DESCRIPTION OF THE TASK. Go through the listing and return every line with "kind" in it.
[BEGIN DATA SHOWN]
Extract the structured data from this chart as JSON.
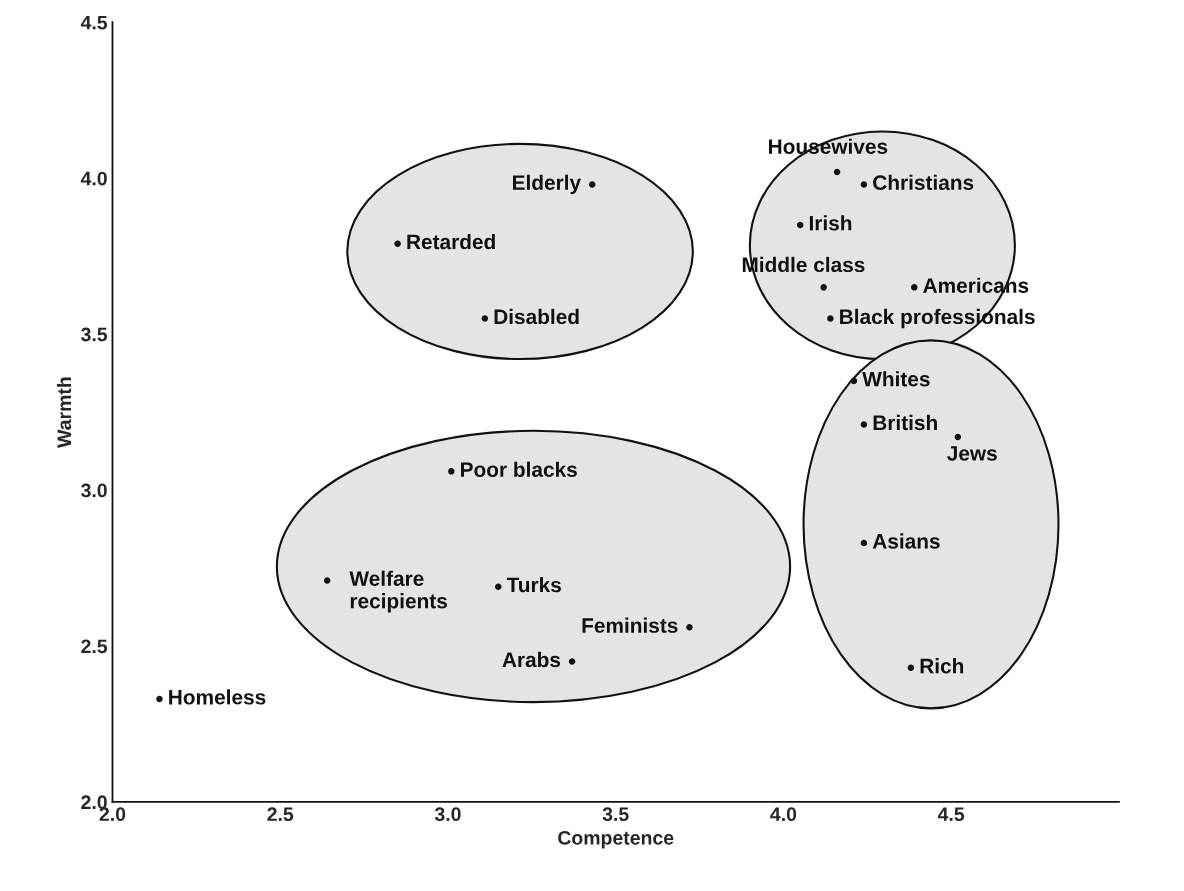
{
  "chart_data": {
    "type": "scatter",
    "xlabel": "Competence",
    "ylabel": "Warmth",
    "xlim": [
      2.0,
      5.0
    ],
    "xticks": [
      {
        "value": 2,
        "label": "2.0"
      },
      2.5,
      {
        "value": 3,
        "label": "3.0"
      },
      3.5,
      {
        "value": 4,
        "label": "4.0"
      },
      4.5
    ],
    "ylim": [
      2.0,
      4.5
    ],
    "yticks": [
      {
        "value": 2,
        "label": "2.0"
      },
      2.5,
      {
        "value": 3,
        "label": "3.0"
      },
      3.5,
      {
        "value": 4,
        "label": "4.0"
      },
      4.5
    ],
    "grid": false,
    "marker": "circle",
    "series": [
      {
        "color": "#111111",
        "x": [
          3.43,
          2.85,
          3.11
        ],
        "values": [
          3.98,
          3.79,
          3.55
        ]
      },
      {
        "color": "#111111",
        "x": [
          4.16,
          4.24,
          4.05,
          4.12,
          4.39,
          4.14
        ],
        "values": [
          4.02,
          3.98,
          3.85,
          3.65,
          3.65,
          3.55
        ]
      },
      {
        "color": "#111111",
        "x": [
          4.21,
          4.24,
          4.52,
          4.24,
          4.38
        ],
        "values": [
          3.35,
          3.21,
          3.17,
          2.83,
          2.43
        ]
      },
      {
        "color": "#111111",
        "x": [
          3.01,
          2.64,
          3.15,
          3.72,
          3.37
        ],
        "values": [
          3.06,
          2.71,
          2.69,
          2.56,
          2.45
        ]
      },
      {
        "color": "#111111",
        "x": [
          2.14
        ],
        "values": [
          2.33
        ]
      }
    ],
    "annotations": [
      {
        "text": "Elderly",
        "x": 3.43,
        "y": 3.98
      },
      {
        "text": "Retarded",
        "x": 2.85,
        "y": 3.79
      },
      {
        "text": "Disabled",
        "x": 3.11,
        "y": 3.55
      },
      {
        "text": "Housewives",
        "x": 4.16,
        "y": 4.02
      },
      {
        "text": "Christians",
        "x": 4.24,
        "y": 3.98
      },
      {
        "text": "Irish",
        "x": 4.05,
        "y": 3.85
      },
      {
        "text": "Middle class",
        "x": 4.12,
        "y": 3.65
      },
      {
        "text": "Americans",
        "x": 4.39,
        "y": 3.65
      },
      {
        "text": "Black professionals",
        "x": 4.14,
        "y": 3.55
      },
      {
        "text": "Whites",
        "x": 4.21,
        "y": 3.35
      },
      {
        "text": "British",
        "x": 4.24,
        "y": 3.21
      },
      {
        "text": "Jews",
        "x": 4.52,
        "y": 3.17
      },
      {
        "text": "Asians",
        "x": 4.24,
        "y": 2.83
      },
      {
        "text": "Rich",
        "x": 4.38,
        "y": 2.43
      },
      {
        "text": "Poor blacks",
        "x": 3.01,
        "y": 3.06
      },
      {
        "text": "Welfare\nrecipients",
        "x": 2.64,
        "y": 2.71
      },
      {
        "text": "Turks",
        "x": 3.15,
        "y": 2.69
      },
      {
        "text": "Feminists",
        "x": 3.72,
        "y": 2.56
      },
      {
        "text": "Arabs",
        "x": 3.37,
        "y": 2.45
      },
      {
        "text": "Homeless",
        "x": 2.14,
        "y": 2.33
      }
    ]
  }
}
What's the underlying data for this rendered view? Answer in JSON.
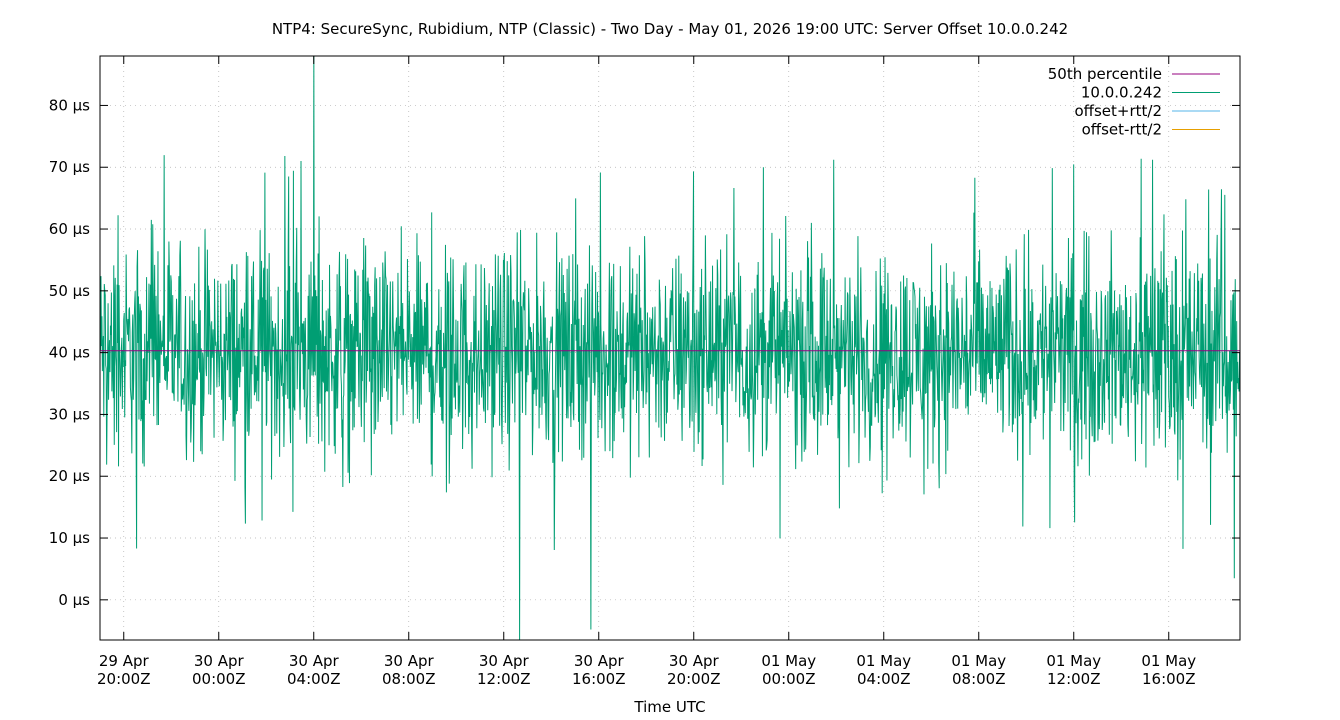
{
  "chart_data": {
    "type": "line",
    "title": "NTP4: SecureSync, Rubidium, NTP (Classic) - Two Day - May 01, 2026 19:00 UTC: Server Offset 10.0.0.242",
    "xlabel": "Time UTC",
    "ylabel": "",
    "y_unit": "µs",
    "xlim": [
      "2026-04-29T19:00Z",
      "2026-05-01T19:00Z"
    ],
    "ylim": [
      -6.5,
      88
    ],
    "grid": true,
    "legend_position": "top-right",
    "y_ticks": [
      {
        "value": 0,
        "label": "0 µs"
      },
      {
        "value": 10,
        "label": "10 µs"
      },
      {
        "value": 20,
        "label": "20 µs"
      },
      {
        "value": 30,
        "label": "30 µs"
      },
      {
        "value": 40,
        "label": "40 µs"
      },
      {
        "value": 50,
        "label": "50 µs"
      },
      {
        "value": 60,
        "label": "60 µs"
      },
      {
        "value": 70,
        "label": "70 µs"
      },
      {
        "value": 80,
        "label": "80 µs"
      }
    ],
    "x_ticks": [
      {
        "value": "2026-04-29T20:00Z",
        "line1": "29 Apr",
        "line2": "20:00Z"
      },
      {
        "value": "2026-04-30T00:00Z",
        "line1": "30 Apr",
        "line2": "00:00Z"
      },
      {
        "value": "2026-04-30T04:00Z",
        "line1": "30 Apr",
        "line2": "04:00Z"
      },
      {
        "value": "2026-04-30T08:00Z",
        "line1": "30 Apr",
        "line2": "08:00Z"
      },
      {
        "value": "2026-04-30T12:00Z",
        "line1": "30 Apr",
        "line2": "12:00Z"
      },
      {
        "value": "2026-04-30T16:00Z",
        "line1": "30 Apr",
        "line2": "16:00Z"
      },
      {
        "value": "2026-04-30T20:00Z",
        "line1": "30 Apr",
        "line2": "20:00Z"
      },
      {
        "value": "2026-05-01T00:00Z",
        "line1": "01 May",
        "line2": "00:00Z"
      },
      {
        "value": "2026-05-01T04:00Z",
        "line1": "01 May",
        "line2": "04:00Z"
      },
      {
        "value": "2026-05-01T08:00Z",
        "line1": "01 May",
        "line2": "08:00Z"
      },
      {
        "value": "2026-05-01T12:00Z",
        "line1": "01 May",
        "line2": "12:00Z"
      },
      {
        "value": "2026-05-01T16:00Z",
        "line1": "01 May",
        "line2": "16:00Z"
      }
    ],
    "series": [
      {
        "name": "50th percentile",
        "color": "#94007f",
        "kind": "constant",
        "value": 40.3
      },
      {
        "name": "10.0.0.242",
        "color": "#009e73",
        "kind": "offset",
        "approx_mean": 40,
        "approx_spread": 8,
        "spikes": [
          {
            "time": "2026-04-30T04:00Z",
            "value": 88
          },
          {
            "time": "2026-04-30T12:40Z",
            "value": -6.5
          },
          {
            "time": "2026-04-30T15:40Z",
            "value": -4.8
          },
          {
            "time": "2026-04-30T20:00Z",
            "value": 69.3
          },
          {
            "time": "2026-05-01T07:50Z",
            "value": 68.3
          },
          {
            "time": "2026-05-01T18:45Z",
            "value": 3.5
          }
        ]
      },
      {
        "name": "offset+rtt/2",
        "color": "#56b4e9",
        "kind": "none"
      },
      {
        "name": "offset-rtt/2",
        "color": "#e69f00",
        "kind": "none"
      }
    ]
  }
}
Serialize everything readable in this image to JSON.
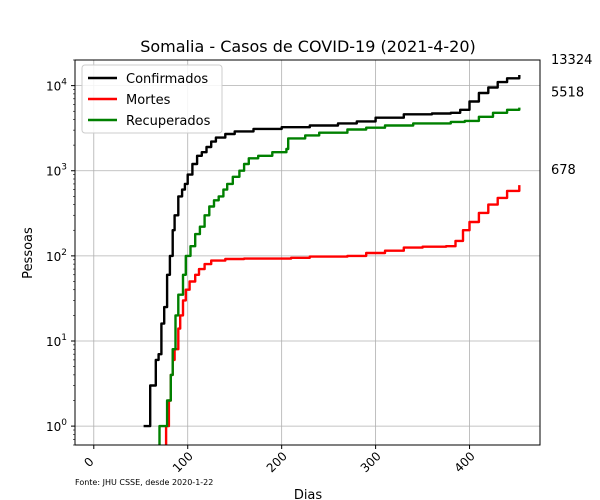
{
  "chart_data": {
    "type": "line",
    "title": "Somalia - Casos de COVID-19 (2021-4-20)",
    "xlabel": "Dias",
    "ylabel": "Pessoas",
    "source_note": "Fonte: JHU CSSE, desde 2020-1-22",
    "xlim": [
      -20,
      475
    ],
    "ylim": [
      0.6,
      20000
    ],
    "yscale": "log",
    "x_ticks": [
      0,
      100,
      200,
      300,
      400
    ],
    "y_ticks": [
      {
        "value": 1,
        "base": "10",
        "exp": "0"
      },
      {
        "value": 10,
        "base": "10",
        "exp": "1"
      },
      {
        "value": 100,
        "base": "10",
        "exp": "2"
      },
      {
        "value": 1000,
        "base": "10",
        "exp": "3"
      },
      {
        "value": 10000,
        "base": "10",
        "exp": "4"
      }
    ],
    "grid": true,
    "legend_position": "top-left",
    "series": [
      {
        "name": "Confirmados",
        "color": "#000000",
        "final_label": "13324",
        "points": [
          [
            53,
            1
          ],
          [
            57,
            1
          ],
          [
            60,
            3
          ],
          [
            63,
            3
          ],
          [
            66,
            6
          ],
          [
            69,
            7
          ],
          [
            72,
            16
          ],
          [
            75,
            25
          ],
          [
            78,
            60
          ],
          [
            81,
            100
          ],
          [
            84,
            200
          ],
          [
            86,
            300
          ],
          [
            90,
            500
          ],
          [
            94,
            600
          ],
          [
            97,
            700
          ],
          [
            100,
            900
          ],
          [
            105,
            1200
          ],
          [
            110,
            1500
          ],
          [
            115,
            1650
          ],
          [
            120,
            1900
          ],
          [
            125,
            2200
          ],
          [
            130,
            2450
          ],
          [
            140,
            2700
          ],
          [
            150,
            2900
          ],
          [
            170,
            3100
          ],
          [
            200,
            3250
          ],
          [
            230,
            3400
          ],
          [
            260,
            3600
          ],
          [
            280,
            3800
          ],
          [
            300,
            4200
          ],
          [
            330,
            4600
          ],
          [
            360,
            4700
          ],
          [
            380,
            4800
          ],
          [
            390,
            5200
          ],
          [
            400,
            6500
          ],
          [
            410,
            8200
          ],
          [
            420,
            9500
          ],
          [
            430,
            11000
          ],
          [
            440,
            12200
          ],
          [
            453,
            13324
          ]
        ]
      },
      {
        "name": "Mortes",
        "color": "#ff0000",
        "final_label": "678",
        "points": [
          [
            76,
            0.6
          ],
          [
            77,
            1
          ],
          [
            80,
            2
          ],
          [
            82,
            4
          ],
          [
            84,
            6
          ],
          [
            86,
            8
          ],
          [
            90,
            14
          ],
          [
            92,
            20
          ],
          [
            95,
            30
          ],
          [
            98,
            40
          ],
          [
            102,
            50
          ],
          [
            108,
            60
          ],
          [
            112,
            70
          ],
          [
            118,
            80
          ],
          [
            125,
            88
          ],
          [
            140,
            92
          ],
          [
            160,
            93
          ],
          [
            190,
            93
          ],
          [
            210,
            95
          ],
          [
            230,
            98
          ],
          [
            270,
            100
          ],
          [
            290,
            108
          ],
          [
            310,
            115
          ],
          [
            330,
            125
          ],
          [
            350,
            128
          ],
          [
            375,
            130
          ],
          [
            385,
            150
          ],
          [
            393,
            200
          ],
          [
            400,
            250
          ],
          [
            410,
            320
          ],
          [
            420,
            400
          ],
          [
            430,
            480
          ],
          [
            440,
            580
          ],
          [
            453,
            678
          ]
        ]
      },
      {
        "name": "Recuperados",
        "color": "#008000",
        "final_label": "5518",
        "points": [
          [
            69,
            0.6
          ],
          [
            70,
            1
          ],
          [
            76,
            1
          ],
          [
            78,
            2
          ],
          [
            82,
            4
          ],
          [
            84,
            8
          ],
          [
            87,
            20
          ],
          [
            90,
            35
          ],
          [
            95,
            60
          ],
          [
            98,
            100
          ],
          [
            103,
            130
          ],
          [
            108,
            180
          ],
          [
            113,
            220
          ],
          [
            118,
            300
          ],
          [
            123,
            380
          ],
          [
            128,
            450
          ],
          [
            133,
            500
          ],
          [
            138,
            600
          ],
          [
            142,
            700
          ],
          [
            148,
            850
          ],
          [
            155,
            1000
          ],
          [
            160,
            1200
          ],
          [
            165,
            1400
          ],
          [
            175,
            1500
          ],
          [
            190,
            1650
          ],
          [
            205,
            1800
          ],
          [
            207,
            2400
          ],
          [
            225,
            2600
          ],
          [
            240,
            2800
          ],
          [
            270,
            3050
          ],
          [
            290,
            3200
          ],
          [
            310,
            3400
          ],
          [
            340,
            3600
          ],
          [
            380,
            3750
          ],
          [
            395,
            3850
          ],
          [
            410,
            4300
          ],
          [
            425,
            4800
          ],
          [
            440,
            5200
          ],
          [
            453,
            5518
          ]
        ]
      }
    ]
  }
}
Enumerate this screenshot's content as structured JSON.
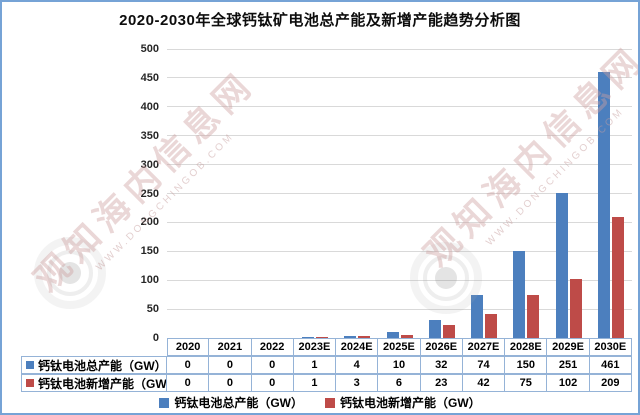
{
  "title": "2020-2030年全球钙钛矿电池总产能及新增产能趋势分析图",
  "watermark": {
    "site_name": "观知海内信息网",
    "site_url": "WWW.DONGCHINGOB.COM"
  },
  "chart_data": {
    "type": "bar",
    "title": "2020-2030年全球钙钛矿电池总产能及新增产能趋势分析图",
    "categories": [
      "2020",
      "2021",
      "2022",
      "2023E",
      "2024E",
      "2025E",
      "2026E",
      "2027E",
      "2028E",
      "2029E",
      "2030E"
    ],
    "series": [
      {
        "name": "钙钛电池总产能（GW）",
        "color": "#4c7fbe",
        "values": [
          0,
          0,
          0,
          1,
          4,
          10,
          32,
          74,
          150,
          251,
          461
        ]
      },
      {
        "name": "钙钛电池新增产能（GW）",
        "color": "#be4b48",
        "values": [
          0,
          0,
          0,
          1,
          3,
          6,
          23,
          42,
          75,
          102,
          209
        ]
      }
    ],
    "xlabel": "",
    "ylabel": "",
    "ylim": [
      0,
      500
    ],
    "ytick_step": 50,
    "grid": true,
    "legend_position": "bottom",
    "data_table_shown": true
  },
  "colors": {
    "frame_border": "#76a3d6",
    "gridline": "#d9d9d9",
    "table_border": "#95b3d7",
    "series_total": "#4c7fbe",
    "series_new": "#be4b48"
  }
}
[END DATA SHOWN]
ANSWER FOR THE TASK.
        "kind": "constant",
        "kind": "offset",
        "kind": "none"
        "kind": "none"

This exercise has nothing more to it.